Task goal: The records below are to be quoted in full; please keep every word exact.
* start Material provided *
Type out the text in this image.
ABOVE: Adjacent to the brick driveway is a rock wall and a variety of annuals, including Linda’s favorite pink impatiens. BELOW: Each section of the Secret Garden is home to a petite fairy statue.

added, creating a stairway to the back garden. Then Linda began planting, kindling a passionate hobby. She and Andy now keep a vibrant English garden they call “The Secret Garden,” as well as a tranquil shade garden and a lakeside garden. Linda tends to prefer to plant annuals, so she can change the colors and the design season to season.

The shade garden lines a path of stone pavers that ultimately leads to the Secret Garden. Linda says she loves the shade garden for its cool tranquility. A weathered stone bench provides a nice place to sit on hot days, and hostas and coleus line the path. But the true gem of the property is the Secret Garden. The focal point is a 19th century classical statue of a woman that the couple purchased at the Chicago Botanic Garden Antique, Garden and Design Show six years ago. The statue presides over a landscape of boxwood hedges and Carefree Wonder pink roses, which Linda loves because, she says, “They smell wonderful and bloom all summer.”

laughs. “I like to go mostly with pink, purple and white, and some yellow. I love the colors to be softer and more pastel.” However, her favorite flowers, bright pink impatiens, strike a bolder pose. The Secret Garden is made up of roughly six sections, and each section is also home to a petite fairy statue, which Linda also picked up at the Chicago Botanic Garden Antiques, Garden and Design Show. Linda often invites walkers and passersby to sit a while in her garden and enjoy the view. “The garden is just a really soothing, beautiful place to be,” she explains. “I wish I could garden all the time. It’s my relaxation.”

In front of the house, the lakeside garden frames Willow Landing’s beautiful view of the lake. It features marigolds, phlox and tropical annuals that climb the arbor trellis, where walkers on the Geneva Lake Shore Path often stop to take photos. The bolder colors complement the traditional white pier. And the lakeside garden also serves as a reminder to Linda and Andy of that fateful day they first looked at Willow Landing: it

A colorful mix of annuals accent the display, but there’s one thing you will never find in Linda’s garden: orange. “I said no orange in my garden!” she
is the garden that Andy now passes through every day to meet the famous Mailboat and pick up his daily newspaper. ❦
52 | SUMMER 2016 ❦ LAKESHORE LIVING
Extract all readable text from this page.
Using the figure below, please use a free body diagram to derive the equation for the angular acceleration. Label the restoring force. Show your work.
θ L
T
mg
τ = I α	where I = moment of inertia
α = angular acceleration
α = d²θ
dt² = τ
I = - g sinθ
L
* end Material provided *
Reply to the exercise:
Type out the text in this image.
ABOVE: Adjacent to the brick driveway is a rock wall and a variety of annuals, including Linda’s favorite pink impatiens. BELOW: Each section of the Secret Garden is home to a petite fairy statue.

added, creating a stairway to the back garden. Then Linda began planting, kindling a passionate hobby. She and Andy now keep a vibrant English garden they call “The Secret Garden,” as well as a tranquil shade garden and a lakeside garden. Linda tends to prefer to plant annuals, so she can change the colors and the design season to season.

The shade garden lines a path of stone pavers that ultimately leads to the Secret Garden. Linda says she loves the shade garden for its cool tranquility. A weathered stone bench provides a nice place to sit on hot days, and hostas and coleus line the path. But the true gem of the property is the Secret Garden. The focal point is a 19th century classical statue of a woman that the couple purchased at the Chicago Botanic Garden Antique, Garden and Design Show six years ago. The statue presides over a landscape of boxwood hedges and Carefree Wonder pink roses, which Linda loves because, she says, “They smell wonderful and bloom all summer.”

laughs. “I like to go mostly with pink, purple and white, and some yellow. I love the colors to be softer and more pastel.” However, her favorite flowers, bright pink impatiens, strike a bolder pose. The Secret Garden is made up of roughly six sections, and each section is also home to a petite fairy statue, which Linda also picked up at the Chicago Botanic Garden Antiques, Garden and Design Show. Linda often invites walkers and passersby to sit a while in her garden and enjoy the view. “The garden is just a really soothing, beautiful place to be,” she explains. “I wish I could garden all the time. It’s my relaxation.”

In front of the house, the lakeside garden frames Willow Landing’s beautiful view of the lake. It features marigolds, phlox and tropical annuals that climb the arbor trellis, where walkers on the Geneva Lake Shore Path often stop to take photos. The bolder colors complement the traditional white pier. And the lakeside garden also serves as a reminder to Linda and Andy of that fateful day they first looked at Willow Landing: it

A colorful mix of annuals accent the display, but there’s one thing you will never find in Linda’s garden: orange. “I said no orange in my garden!” she
is the garden that Andy now passes through every day to meet the famous Mailboat and pick up his daily newspaper. ❦
52 | SUMMER 2016 ❦ LAKESHORE LIVING
Extract all readable text from this page.
Using the figure below, please use a free body diagram to derive the equation for the angular acceleration. Label the restoring force. Show your work.
θ L
T
mg
τ = I α	where I = moment of inertia
α = angular acceleration
α = d²θ
dt² = τ
I = - g sinθ
L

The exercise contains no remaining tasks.